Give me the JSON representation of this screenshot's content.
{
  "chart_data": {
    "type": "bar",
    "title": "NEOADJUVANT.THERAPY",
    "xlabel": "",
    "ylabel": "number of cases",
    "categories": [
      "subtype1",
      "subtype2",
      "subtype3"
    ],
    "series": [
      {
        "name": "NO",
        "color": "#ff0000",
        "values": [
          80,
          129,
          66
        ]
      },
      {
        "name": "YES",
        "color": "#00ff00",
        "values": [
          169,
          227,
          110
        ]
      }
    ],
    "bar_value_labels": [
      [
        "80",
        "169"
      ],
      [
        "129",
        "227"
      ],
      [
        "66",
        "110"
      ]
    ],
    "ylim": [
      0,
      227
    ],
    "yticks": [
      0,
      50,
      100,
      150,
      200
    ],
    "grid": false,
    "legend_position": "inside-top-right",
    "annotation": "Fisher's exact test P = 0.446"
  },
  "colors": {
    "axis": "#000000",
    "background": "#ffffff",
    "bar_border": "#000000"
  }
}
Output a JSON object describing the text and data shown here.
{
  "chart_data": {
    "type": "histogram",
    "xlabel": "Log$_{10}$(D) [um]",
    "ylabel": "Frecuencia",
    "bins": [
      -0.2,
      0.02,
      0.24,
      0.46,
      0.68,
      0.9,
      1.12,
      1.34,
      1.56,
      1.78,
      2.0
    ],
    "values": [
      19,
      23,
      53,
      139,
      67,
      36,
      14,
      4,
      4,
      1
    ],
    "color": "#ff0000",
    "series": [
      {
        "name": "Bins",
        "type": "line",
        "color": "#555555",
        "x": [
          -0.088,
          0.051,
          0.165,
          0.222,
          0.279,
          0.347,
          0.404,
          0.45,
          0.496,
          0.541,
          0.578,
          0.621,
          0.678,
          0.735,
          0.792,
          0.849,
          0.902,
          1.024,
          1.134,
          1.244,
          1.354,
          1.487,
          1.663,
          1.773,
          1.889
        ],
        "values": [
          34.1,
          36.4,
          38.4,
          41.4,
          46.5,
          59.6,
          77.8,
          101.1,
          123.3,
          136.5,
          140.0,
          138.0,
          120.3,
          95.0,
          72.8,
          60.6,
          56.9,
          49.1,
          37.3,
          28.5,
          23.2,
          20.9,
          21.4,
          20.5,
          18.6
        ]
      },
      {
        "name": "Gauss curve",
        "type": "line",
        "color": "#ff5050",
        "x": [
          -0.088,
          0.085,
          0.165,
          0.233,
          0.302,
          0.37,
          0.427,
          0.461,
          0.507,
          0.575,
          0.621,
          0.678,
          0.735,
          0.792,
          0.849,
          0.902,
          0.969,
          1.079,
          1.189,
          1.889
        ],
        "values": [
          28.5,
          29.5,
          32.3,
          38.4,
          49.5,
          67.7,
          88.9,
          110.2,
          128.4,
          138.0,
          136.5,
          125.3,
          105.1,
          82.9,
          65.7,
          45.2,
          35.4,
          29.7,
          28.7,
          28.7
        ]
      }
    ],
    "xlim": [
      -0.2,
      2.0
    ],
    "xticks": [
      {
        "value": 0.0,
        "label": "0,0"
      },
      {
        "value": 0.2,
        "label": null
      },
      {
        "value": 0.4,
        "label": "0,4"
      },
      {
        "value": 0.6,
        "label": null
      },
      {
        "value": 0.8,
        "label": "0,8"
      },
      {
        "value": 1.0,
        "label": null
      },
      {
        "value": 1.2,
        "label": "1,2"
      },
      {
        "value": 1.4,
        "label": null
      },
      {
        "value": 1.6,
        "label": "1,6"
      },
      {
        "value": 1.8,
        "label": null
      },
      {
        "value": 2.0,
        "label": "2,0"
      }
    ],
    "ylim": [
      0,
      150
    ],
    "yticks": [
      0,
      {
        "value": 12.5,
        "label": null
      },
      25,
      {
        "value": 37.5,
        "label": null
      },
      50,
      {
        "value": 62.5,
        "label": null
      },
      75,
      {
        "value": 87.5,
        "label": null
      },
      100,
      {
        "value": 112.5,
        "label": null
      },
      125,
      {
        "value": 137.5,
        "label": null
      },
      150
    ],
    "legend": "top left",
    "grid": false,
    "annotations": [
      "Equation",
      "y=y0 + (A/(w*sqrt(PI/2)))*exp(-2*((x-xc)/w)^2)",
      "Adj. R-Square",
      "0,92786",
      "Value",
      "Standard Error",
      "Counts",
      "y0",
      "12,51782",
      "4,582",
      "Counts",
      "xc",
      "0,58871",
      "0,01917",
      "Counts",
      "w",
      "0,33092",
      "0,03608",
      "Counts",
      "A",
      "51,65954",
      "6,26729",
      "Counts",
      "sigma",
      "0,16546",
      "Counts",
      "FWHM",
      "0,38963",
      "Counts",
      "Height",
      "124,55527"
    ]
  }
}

*Challenge:* Output each record exactly, leaving nothing out.

*Full response:*
Give me the JSON representation of this screenshot's content.
{
  "chart_data": {
    "type": "bar",
    "title": "NEOADJUVANT.THERAPY",
    "xlabel": "",
    "ylabel": "number of cases",
    "categories": [
      "subtype1",
      "subtype2",
      "subtype3"
    ],
    "series": [
      {
        "name": "NO",
        "color": "#ff0000",
        "values": [
          80,
          129,
          66
        ]
      },
      {
        "name": "YES",
        "color": "#00ff00",
        "values": [
          169,
          227,
          110
        ]
      }
    ],
    "bar_value_labels": [
      [
        "80",
        "169"
      ],
      [
        "129",
        "227"
      ],
      [
        "66",
        "110"
      ]
    ],
    "ylim": [
      0,
      227
    ],
    "yticks": [
      0,
      50,
      100,
      150,
      200
    ],
    "grid": false,
    "legend_position": "inside-top-right",
    "annotation": "Fisher's exact test P = 0.446"
  },
  "colors": {
    "axis": "#000000",
    "background": "#ffffff",
    "bar_border": "#000000"
  }
}
Output a JSON object describing the text and data shown here.
{
  "chart_data": {
    "type": "histogram",
    "xlabel": "Log$_{10}$(D) [um]",
    "ylabel": "Frecuencia",
    "bins": [
      -0.2,
      0.02,
      0.24,
      0.46,
      0.68,
      0.9,
      1.12,
      1.34,
      1.56,
      1.78,
      2.0
    ],
    "values": [
      19,
      23,
      53,
      139,
      67,
      36,
      14,
      4,
      4,
      1
    ],
    "color": "#ff0000",
    "series": [
      {
        "name": "Bins",
        "type": "line",
        "color": "#555555",
        "x": [
          -0.088,
          0.051,
          0.165,
          0.222,
          0.279,
          0.347,
          0.404,
          0.45,
          0.496,
          0.541,
          0.578,
          0.621,
          0.678,
          0.735,
          0.792,
          0.849,
          0.902,
          1.024,
          1.134,
          1.244,
          1.354,
          1.487,
          1.663,
          1.773,
          1.889
        ],
        "values": [
          34.1,
          36.4,
          38.4,
          41.4,
          46.5,
          59.6,
          77.8,
          101.1,
          123.3,
          136.5,
          140.0,
          138.0,
          120.3,
          95.0,
          72.8,
          60.6,
          56.9,
          49.1,
          37.3,
          28.5,
          23.2,
          20.9,
          21.4,
          20.5,
          18.6
        ]
      },
      {
        "name": "Gauss curve",
        "type": "line",
        "color": "#ff5050",
        "x": [
          -0.088,
          0.085,
          0.165,
          0.233,
          0.302,
          0.37,
          0.427,
          0.461,
          0.507,
          0.575,
          0.621,
          0.678,
          0.735,
          0.792,
          0.849,
          0.902,
          0.969,
          1.079,
          1.189,
          1.889
        ],
        "values": [
          28.5,
          29.5,
          32.3,
          38.4,
          49.5,
          67.7,
          88.9,
          110.2,
          128.4,
          138.0,
          136.5,
          125.3,
          105.1,
          82.9,
          65.7,
          45.2,
          35.4,
          29.7,
          28.7,
          28.7
        ]
      }
    ],
    "xlim": [
      -0.2,
      2.0
    ],
    "xticks": [
      {
        "value": 0.0,
        "label": "0,0"
      },
      {
        "value": 0.2,
        "label": null
      },
      {
        "value": 0.4,
        "label": "0,4"
      },
      {
        "value": 0.6,
        "label": null
      },
      {
        "value": 0.8,
        "label": "0,8"
      },
      {
        "value": 1.0,
        "label": null
      },
      {
        "value": 1.2,
        "label": "1,2"
      },
      {
        "value": 1.4,
        "label": null
      },
      {
        "value": 1.6,
        "label": "1,6"
      },
      {
        "value": 1.8,
        "label": null
      },
      {
        "value": 2.0,
        "label": "2,0"
      }
    ],
    "ylim": [
      0,
      150
    ],
    "yticks": [
      0,
      {
        "value": 12.5,
        "label": null
      },
      25,
      {
        "value": 37.5,
        "label": null
      },
      50,
      {
        "value": 62.5,
        "label": null
      },
      75,
      {
        "value": 87.5,
        "label": null
      },
      100,
      {
        "value": 112.5,
        "label": null
      },
      125,
      {
        "value": 137.5,
        "label": null
      },
      150
    ],
    "legend": "top left",
    "grid": false,
    "annotations": [
      "Equation",
      "y=y0 + (A/(w*sqrt(PI/2)))*exp(-2*((x-xc)/w)^2)",
      "Adj. R-Square",
      "0,92786",
      "Value",
      "Standard Error",
      "Counts",
      "y0",
      "12,51782",
      "4,582",
      "Counts",
      "xc",
      "0,58871",
      "0,01917",
      "Counts",
      "w",
      "0,33092",
      "0,03608",
      "Counts",
      "A",
      "51,65954",
      "6,26729",
      "Counts",
      "sigma",
      "0,16546",
      "Counts",
      "FWHM",
      "0,38963",
      "Counts",
      "Height",
      "124,55527"
    ]
  }
}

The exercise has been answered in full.